→ **Given problem**: Entries follow. Set all of them down as they stand.

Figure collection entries

==============================

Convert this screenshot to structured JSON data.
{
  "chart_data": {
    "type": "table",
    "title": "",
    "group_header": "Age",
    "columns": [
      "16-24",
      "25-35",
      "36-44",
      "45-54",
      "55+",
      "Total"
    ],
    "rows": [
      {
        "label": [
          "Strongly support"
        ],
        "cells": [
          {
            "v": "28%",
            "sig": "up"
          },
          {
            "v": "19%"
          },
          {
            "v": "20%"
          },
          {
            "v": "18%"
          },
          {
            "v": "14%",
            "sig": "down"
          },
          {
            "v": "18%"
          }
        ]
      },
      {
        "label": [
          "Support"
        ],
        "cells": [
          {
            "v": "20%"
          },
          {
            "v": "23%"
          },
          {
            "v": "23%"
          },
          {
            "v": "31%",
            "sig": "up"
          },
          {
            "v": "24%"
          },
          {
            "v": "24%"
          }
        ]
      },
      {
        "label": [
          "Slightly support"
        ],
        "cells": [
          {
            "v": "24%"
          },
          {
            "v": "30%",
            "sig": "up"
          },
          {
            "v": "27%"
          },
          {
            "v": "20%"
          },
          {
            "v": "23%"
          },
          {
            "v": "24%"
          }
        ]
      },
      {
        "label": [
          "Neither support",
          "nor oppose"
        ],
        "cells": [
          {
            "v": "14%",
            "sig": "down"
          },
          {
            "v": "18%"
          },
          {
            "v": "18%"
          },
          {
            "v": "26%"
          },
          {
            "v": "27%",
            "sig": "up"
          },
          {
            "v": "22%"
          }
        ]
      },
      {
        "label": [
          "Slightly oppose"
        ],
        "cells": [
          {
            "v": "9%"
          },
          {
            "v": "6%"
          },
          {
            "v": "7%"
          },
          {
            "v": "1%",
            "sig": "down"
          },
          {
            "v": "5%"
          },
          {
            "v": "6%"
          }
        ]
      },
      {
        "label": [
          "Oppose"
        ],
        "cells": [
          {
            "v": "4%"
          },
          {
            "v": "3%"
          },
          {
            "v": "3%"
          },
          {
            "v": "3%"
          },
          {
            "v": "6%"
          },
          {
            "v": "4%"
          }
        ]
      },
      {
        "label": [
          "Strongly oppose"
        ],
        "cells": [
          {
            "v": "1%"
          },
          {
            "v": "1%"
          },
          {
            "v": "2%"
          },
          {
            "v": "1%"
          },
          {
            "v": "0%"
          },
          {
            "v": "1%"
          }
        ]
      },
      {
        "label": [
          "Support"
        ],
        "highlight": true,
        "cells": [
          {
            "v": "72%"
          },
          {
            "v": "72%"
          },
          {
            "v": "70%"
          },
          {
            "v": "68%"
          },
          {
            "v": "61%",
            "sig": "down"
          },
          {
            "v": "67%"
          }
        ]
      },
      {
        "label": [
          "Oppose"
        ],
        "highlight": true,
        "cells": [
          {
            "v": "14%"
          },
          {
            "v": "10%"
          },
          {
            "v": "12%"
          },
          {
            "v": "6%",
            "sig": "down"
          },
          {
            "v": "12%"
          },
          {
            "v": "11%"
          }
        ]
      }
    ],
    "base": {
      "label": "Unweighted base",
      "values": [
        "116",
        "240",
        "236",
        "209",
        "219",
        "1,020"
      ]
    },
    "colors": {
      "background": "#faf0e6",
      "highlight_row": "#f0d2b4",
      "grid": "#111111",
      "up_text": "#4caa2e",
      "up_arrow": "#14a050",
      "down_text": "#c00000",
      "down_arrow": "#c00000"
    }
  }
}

==============================

→ **Output of the exercise**:
Convert this screenshot to structured JSON data.
{
  "chart_data": {
    "type": "table",
    "title": "",
    "group_header": "Age",
    "columns": [
      "16-24",
      "25-35",
      "36-44",
      "45-54",
      "55+",
      "Total"
    ],
    "rows": [
      {
        "label": [
          "Strongly support"
        ],
        "cells": [
          {
            "v": "28%",
            "sig": "up"
          },
          {
            "v": "19%"
          },
          {
            "v": "20%"
          },
          {
            "v": "18%"
          },
          {
            "v": "14%",
            "sig": "down"
          },
          {
            "v": "18%"
          }
        ]
      },
      {
        "label": [
          "Support"
        ],
        "cells": [
          {
            "v": "20%"
          },
          {
            "v": "23%"
          },
          {
            "v": "23%"
          },
          {
            "v": "31%",
            "sig": "up"
          },
          {
            "v": "24%"
          },
          {
            "v": "24%"
          }
        ]
      },
      {
        "label": [
          "Slightly support"
        ],
        "cells": [
          {
            "v": "24%"
          },
          {
            "v": "30%",
            "sig": "up"
          },
          {
            "v": "27%"
          },
          {
            "v": "20%"
          },
          {
            "v": "23%"
          },
          {
            "v": "24%"
          }
        ]
      },
      {
        "label": [
          "Neither support",
          "nor oppose"
        ],
        "cells": [
          {
            "v": "14%",
            "sig": "down"
          },
          {
            "v": "18%"
          },
          {
            "v": "18%"
          },
          {
            "v": "26%"
          },
          {
            "v": "27%",
            "sig": "up"
          },
          {
            "v": "22%"
          }
        ]
      },
      {
        "label": [
          "Slightly oppose"
        ],
        "cells": [
          {
            "v": "9%"
          },
          {
            "v": "6%"
          },
          {
            "v": "7%"
          },
          {
            "v": "1%",
            "sig": "down"
          },
          {
            "v": "5%"
          },
          {
            "v": "6%"
          }
        ]
      },
      {
        "label": [
          "Oppose"
        ],
        "cells": [
          {
            "v": "4%"
          },
          {
            "v": "3%"
          },
          {
            "v": "3%"
          },
          {
            "v": "3%"
          },
          {
            "v": "6%"
          },
          {
            "v": "4%"
          }
        ]
      },
      {
        "label": [
          "Strongly oppose"
        ],
        "cells": [
          {
            "v": "1%"
          },
          {
            "v": "1%"
          },
          {
            "v": "2%"
          },
          {
            "v": "1%"
          },
          {
            "v": "0%"
          },
          {
            "v": "1%"
          }
        ]
      },
      {
        "label": [
          "Support"
        ],
        "highlight": true,
        "cells": [
          {
            "v": "72%"
          },
          {
            "v": "72%"
          },
          {
            "v": "70%"
          },
          {
            "v": "68%"
          },
          {
            "v": "61%",
            "sig": "down"
          },
          {
            "v": "67%"
          }
        ]
      },
      {
        "label": [
          "Oppose"
        ],
        "highlight": true,
        "cells": [
          {
            "v": "14%"
          },
          {
            "v": "10%"
          },
          {
            "v": "12%"
          },
          {
            "v": "6%",
            "sig": "down"
          },
          {
            "v": "12%"
          },
          {
            "v": "11%"
          }
        ]
      }
    ],
    "base": {
      "label": "Unweighted base",
      "values": [
        "116",
        "240",
        "236",
        "209",
        "219",
        "1,020"
      ]
    },
    "colors": {
      "background": "#faf0e6",
      "highlight_row": "#f0d2b4",
      "grid": "#111111",
      "up_text": "#4caa2e",
      "up_arrow": "#14a050",
      "down_text": "#c00000",
      "down_arrow": "#c00000"
    }
  }
}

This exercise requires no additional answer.